## WRITTEN PROBLEM A
In the forum thread about scam emails, what does AprilT say happens to most of those email notices now?

My rule of thumb is to NEVER respond online to a request for my password or account number or request for bank info.  Not ebay... not Paypal... no one.   I will pick up the phone and call.. or log into my account and check.


----------



## AprilT (Dec 11, 2014)

I get such emails all the time, from various people, paypal imitators used to be the worse, I used to forward them to the real companies securities department, now I don't open any of these emails notices and most go directly to my spam folder.  They can duplicate most any companies look to make their email look official, best to not use the links and just contact the companies directly via their website or phone info you are familiar with if you have any questions.


----------



## Pappy (Dec 11, 2014)

I just now had a message that said there is a problem with one of my credit cards and to phone a number with info so they could get it straightened out. Stupid idiots, I don't use credit cards, only my bank card. Buyer beware.


----------



## kcvet (Dec 11, 2014)

the Internet is a spammers wet dream


----------



## Kadee (Dec 11, 2014)

Saved data entries
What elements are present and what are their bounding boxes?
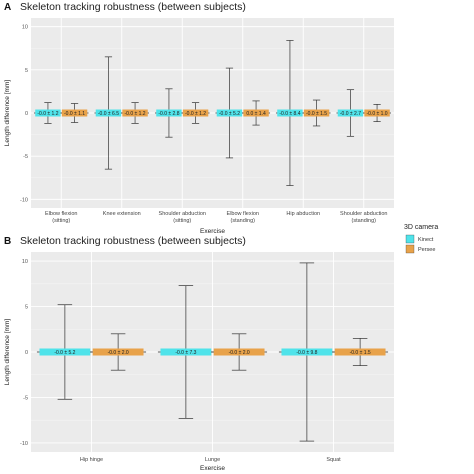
data-label-box [364, 109, 390, 117]
y-tick-label: -10 [20, 197, 28, 203]
panel-letter: B [4, 236, 11, 247]
x-category-label: Shoulder abduction (standing) [340, 211, 387, 224]
data-label: -0.0 ± 1.2 [37, 111, 58, 117]
data-label: -0.0 ± 8.4 [279, 111, 300, 117]
panel-letter: A [4, 2, 11, 13]
data-label-box [277, 109, 303, 117]
x-category-label: Hip abduction [286, 211, 320, 217]
data-label: -0.0 ± 9.8 [296, 350, 317, 356]
legend-label: Persee [418, 247, 435, 253]
data-label: -0.0 ± 2.0 [108, 350, 129, 356]
data-label-box [156, 109, 182, 117]
data-label: 0.0 ± 1.4 [246, 111, 266, 117]
data-label-box [92, 348, 144, 356]
data-label-box [216, 109, 243, 117]
panel-b: B Skeleton tracking robustness (between s… [4, 235, 394, 472]
y-axis-label: Length difference [mm] [4, 80, 11, 147]
y-tick-label: -10 [20, 441, 28, 447]
x-category-label: Lunge [205, 457, 220, 463]
y-tick-label: -5 [23, 154, 28, 160]
y-tick-label: 0 [25, 350, 28, 356]
data-label-box [213, 348, 265, 356]
legend-swatch [405, 244, 415, 254]
data-label: -0.0 ± 1.5 [350, 350, 371, 356]
data-label-box [61, 109, 88, 117]
x-axis-label: Exercise [200, 228, 225, 235]
data-label: -0.0 ± 1.0 [367, 111, 388, 117]
data-label: -0.0 ± 2.0 [229, 350, 250, 356]
chart-title: Skeleton tracking robustness (between su… [20, 235, 246, 247]
data-label-box [95, 109, 122, 117]
y-tick-label: 10 [22, 25, 28, 31]
data-label: -0.0 ± 5.2 [219, 111, 240, 117]
x-axis-label: Exercise [200, 465, 225, 472]
y-tick-label: 10 [22, 259, 28, 265]
data-label-box [182, 109, 209, 117]
y-tick-label: -5 [23, 395, 28, 401]
data-label: -0.0 ± 5.2 [54, 350, 75, 356]
data-label: -0.0 ± 1.1 [64, 111, 85, 117]
data-label-box [303, 109, 330, 117]
y-tick-label: 5 [25, 68, 28, 74]
data-label-box [39, 348, 91, 356]
y-tick-label: 5 [25, 305, 28, 311]
data-label-box [334, 348, 386, 356]
x-category-label: Shoulder abduction (sitting) [159, 211, 206, 224]
data-label-box [122, 109, 148, 117]
data-label: -0.0 ± 2.8 [158, 111, 179, 117]
data-label: -0.0 ± 7.3 [175, 350, 196, 356]
y-axis-label: Length difference [mm] [4, 319, 11, 386]
x-category-label: Knee extension [103, 211, 141, 217]
legend-swatch [405, 234, 415, 244]
data-label: -0.0 ± 1.2 [185, 111, 206, 117]
x-category-label: Elbow flexion (sitting) [45, 211, 77, 224]
data-label: -0.0 ± 1.2 [125, 111, 146, 117]
x-category-label: Squat [326, 457, 341, 463]
legend-title: 3D camera [404, 224, 438, 231]
data-label-box [281, 348, 333, 356]
x-category-label: Hip hinge [80, 457, 103, 463]
data-label-box [160, 348, 212, 356]
legend-label: Kinect [418, 237, 434, 243]
y-tick-label: 0 [25, 111, 28, 117]
data-label: -0.0 ± 6.5 [98, 111, 119, 117]
data-label-box [243, 109, 269, 117]
data-label: -0.0 ± 2.7 [340, 111, 361, 117]
x-category-label: Elbow flexion (standing) [227, 211, 259, 224]
data-label: -0.0 ± 1.5 [306, 111, 327, 117]
legend: 3D camera Kinect Persee [404, 224, 438, 254]
panel-a: A Skeleton tracking robustness (between s… [4, 1, 394, 235]
data-label-box [337, 109, 364, 117]
chart-title: Skeleton tracking robustness (between su… [20, 1, 246, 13]
data-label-box [35, 109, 61, 117]
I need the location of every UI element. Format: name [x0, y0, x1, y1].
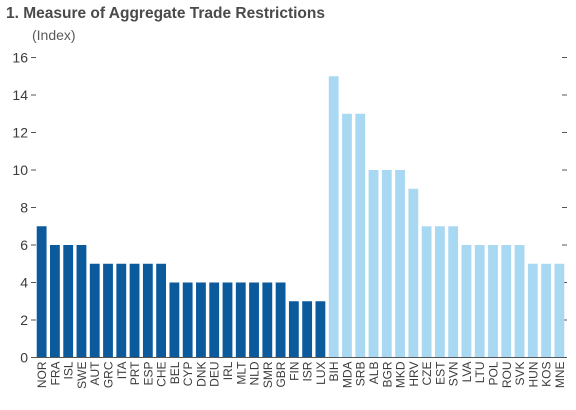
x-tick-label: LVA — [460, 362, 474, 383]
y-tick-label: 14 — [12, 87, 28, 103]
x-tick-label: CHE — [155, 362, 169, 387]
x-tick-label: ALB — [367, 362, 381, 385]
x-tick-label: FRA — [48, 362, 62, 386]
bar — [514, 245, 525, 358]
x-tick-label: SRB — [354, 362, 368, 387]
x-tick-label: DEU — [208, 362, 222, 387]
bar — [209, 282, 220, 358]
bar — [235, 282, 246, 358]
x-tick-label: BIH — [327, 362, 341, 382]
y-tick-label: 12 — [12, 125, 28, 141]
bar — [142, 263, 153, 358]
y-tick-label: 8 — [20, 200, 28, 216]
y-tick-label: 16 — [12, 50, 28, 66]
bar — [103, 263, 113, 358]
chart-subtitle: (Index) — [32, 27, 76, 43]
y-tick-label: 2 — [20, 312, 28, 328]
bar — [182, 282, 193, 358]
x-tick-label: SVK — [513, 362, 527, 386]
x-tick-label: NLD — [248, 361, 262, 385]
y-tick-label: 6 — [20, 237, 28, 253]
x-tick-label: MLT — [234, 361, 248, 385]
x-tick-label: FIN — [287, 362, 301, 381]
y-tick-label: 0 — [20, 350, 28, 366]
x-tick-label: SWE — [75, 362, 89, 389]
bar — [448, 226, 459, 358]
bar — [421, 226, 432, 358]
bar — [342, 113, 352, 358]
bar — [501, 245, 512, 358]
bar — [196, 282, 206, 358]
y-tick-label: 10 — [12, 162, 28, 178]
x-tick-label: IRL — [221, 361, 235, 380]
x-tick-label: SVN — [447, 362, 461, 387]
bar — [315, 301, 326, 358]
x-tick-label: MNE — [553, 362, 567, 389]
y-tick-label: 4 — [20, 275, 28, 291]
bar — [461, 245, 472, 358]
x-tick-label: SMR — [261, 361, 275, 388]
x-tick-label: ESP — [141, 362, 155, 386]
x-tick-label: LUX — [314, 362, 328, 385]
bar — [554, 263, 565, 358]
x-tick-label: KOS — [540, 362, 554, 387]
bar — [63, 245, 74, 358]
x-tick-label: POL — [486, 361, 500, 385]
bar — [129, 263, 140, 358]
x-tick-label: PRT — [128, 361, 142, 385]
bar — [302, 301, 313, 358]
x-tick-label: CYP — [181, 362, 195, 387]
x-tick-label: DNK — [194, 362, 208, 387]
x-tick-label: ITA — [115, 362, 129, 380]
bar — [50, 245, 60, 358]
bar — [36, 226, 47, 358]
chart-title: 1. Measure of Aggregate Trade Restrictio… — [6, 5, 325, 22]
bar — [76, 245, 87, 358]
bar — [527, 263, 538, 358]
bar — [222, 282, 233, 358]
bar — [395, 170, 405, 358]
bar — [474, 245, 485, 358]
x-tick-label: MKD — [394, 361, 408, 388]
x-tick-label: MDA — [340, 362, 354, 389]
bar — [288, 301, 299, 358]
x-tick-label: ROU — [500, 362, 514, 389]
x-tick-label: NOR — [35, 361, 49, 388]
x-tick-label: ISR — [301, 361, 315, 381]
bar — [408, 188, 419, 358]
bar — [169, 282, 180, 358]
bar — [434, 226, 445, 358]
x-tick-label: GBR — [274, 361, 288, 387]
bar — [262, 282, 273, 358]
bar — [275, 282, 286, 358]
x-tick-label: HRV — [407, 362, 421, 387]
bar — [156, 263, 167, 358]
x-tick-label: CZE — [420, 362, 434, 386]
x-tick-label: BGR — [380, 361, 394, 387]
x-tick-label: ISL — [62, 361, 76, 379]
bar — [541, 263, 551, 358]
bar — [381, 170, 392, 358]
x-tick-label: BEL — [168, 361, 182, 384]
x-tick-label: GRC — [102, 361, 116, 388]
bar — [116, 263, 127, 358]
x-tick-label: HUN — [526, 362, 540, 388]
bar — [488, 245, 498, 358]
bar — [89, 263, 100, 358]
x-tick-label: EST — [433, 361, 447, 385]
bar — [249, 282, 259, 358]
bar — [368, 170, 379, 358]
bar — [328, 76, 339, 358]
x-tick-label: LTU — [473, 362, 487, 384]
x-tick-label: AUT — [88, 361, 102, 386]
bar — [355, 113, 366, 358]
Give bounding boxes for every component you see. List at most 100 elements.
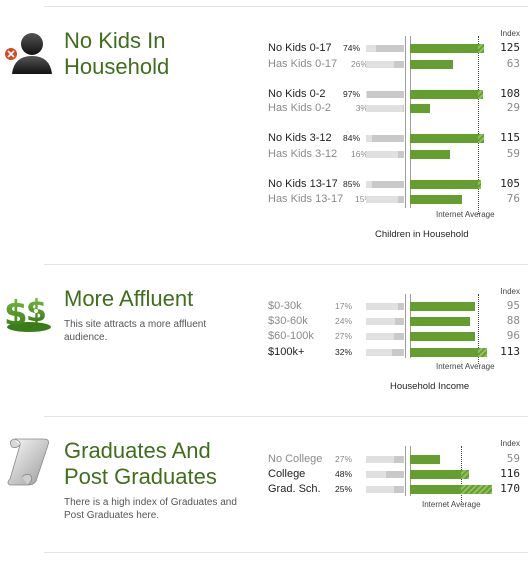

## WRITTEN PROBLEM B
Edit the saved data rows between the lines holding "x-tick-label: LVA — [460, 362, 474, 383]" and "bar — [36, 226, 47, 358]", inclusive, replacing "bar" with "column" and changing nothing else. Give only those rows.

## RESPONSE A
Most of them go directly to AprilT's spam folder.

## RESPONSE B
x-tick-label: LVA — [460, 362, 474, 383]
y-tick-label: 14 — [12, 87, 28, 103]
x-tick-label: CHE — [155, 362, 169, 387]
x-tick-label: ALB — [367, 362, 381, 385]
x-tick-label: FRA — [48, 362, 62, 386]
column — [514, 245, 525, 358]
x-tick-label: SRB — [354, 362, 368, 387]
x-tick-label: DEU — [208, 362, 222, 387]
column — [209, 282, 220, 358]
column — [235, 282, 246, 358]
x-tick-label: BIH — [327, 362, 341, 382]
y-tick-label: 12 — [12, 125, 28, 141]
column — [142, 263, 153, 358]
y-tick-label: 8 — [20, 200, 28, 216]
y-tick-label: 16 — [12, 50, 28, 66]
column — [103, 263, 113, 358]
chart-subtitle: (Index) — [32, 27, 76, 43]
y-tick-label: 2 — [20, 312, 28, 328]
column — [182, 282, 193, 358]
x-tick-label: SVK — [513, 362, 527, 386]
x-tick-label: NLD — [248, 361, 262, 385]
y-tick-label: 6 — [20, 237, 28, 253]
x-tick-label: MLT — [234, 361, 248, 385]
x-tick-label: FIN — [287, 362, 301, 381]
y-tick-label: 0 — [20, 350, 28, 366]
x-tick-label: SWE — [75, 362, 89, 389]
column — [448, 226, 459, 358]
column — [421, 226, 432, 358]
column — [342, 113, 352, 358]
column — [501, 245, 512, 358]
column — [196, 282, 206, 358]
y-tick-label: 10 — [12, 162, 28, 178]
x-tick-label: IRL — [221, 361, 235, 380]
x-tick-label: SVN — [447, 362, 461, 387]
column — [315, 301, 326, 358]
x-tick-label: MNE — [553, 362, 567, 389]
y-tick-label: 4 — [20, 275, 28, 291]
column — [461, 245, 472, 358]
x-tick-label: SMR — [261, 361, 275, 388]
x-tick-label: ESP — [141, 362, 155, 386]
x-tick-label: LUX — [314, 362, 328, 385]
column — [554, 263, 565, 358]
x-tick-label: KOS — [540, 362, 554, 387]
column — [63, 245, 74, 358]
x-tick-label: POL — [486, 361, 500, 385]
column — [129, 263, 140, 358]
x-tick-label: PRT — [128, 361, 142, 385]
column — [302, 301, 313, 358]
x-tick-label: CYP — [181, 362, 195, 387]
x-tick-label: DNK — [194, 362, 208, 387]
x-tick-label: ITA — [115, 362, 129, 380]
column — [50, 245, 60, 358]
column — [36, 226, 47, 358]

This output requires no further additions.